--- BEGIN DATASET EXTRACT ---

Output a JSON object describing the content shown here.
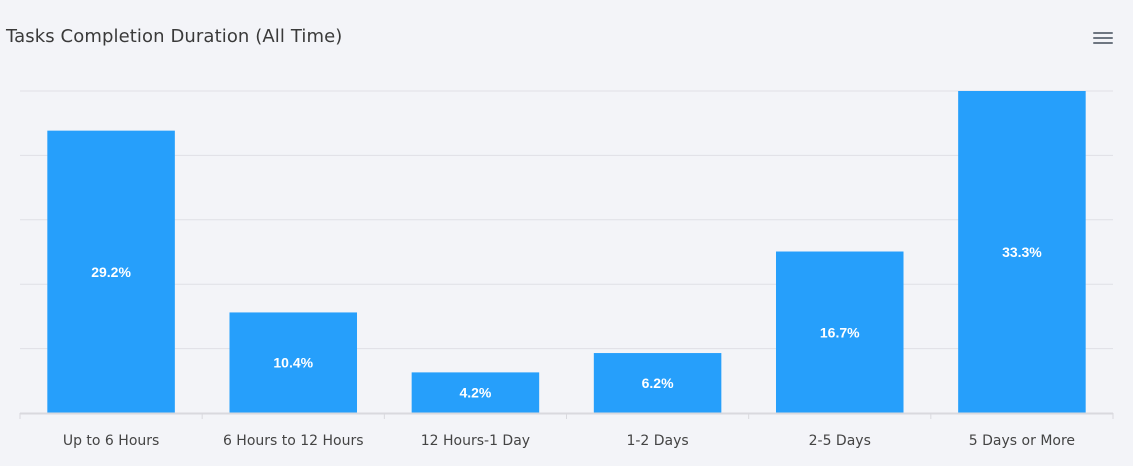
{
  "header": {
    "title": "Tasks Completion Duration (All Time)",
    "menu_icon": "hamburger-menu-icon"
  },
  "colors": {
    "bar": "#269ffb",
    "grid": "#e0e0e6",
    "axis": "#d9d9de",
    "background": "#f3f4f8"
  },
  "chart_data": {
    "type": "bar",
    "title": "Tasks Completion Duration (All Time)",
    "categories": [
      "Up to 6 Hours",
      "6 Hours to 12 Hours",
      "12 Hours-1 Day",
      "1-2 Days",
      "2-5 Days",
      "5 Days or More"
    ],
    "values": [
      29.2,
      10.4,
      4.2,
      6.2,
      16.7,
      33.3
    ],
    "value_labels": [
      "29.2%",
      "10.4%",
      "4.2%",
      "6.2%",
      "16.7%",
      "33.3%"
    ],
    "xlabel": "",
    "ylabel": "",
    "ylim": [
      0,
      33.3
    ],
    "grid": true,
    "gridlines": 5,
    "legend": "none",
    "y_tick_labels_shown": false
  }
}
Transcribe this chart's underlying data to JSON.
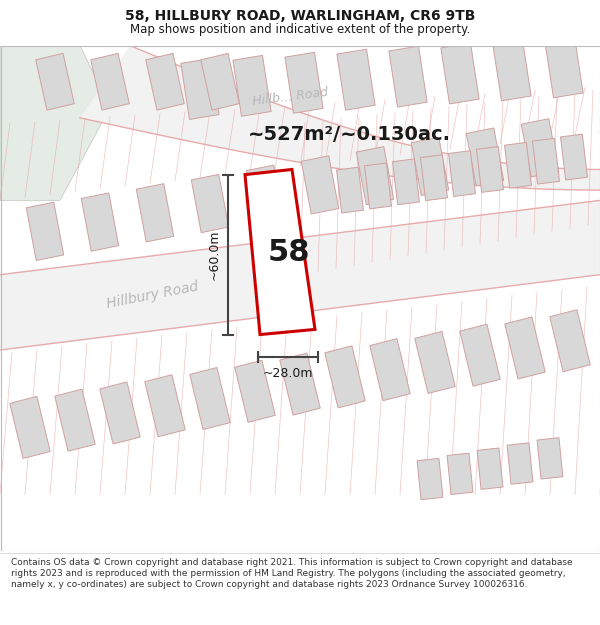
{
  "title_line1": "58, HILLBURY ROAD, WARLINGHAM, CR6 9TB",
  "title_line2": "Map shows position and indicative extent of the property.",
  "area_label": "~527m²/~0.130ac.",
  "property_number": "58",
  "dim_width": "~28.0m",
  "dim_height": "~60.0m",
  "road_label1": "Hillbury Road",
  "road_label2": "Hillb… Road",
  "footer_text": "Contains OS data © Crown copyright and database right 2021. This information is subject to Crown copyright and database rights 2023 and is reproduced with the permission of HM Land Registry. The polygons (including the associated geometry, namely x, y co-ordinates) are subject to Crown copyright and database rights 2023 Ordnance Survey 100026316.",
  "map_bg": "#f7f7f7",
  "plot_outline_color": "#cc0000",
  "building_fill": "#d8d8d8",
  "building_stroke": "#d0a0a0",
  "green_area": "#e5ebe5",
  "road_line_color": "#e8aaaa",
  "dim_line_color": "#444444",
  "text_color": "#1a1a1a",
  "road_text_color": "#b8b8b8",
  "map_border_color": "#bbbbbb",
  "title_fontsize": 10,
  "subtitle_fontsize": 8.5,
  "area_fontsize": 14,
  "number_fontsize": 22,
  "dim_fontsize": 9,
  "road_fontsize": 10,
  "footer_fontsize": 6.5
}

--- END DATASET EXTRACT ---

**REQUEST**
Copy the entries above faithfully and omit every image.

**SOLUTION**
Output a JSON object describing the content shown here.
{
  "header": {
    "title": "Tasks Completion Duration (All Time)",
    "menu_icon": "hamburger-menu-icon"
  },
  "colors": {
    "bar": "#269ffb",
    "grid": "#e0e0e6",
    "axis": "#d9d9de",
    "background": "#f3f4f8"
  },
  "chart_data": {
    "type": "bar",
    "title": "Tasks Completion Duration (All Time)",
    "categories": [
      "Up to 6 Hours",
      "6 Hours to 12 Hours",
      "12 Hours-1 Day",
      "1-2 Days",
      "2-5 Days",
      "5 Days or More"
    ],
    "values": [
      29.2,
      10.4,
      4.2,
      6.2,
      16.7,
      33.3
    ],
    "value_labels": [
      "29.2%",
      "10.4%",
      "4.2%",
      "6.2%",
      "16.7%",
      "33.3%"
    ],
    "xlabel": "",
    "ylabel": "",
    "ylim": [
      0,
      33.3
    ],
    "grid": true,
    "gridlines": 5,
    "legend": "none",
    "y_tick_labels_shown": false
  }
}
Transcribe this chart's underlying data to JSON.
{
  "title_line1": "58, HILLBURY ROAD, WARLINGHAM, CR6 9TB",
  "title_line2": "Map shows position and indicative extent of the property.",
  "area_label": "~527m²/~0.130ac.",
  "property_number": "58",
  "dim_width": "~28.0m",
  "dim_height": "~60.0m",
  "road_label1": "Hillbury Road",
  "road_label2": "Hillb… Road",
  "footer_text": "Contains OS data © Crown copyright and database right 2021. This information is subject to Crown copyright and database rights 2023 and is reproduced with the permission of HM Land Registry. The polygons (including the associated geometry, namely x, y co-ordinates) are subject to Crown copyright and database rights 2023 Ordnance Survey 100026316.",
  "map_bg": "#f7f7f7",
  "plot_outline_color": "#cc0000",
  "building_fill": "#d8d8d8",
  "building_stroke": "#d0a0a0",
  "green_area": "#e5ebe5",
  "road_line_color": "#e8aaaa",
  "dim_line_color": "#444444",
  "text_color": "#1a1a1a",
  "road_text_color": "#b8b8b8",
  "map_border_color": "#bbbbbb",
  "title_fontsize": 10,
  "subtitle_fontsize": 8.5,
  "area_fontsize": 14,
  "number_fontsize": 22,
  "dim_fontsize": 9,
  "road_fontsize": 10,
  "footer_fontsize": 6.5
}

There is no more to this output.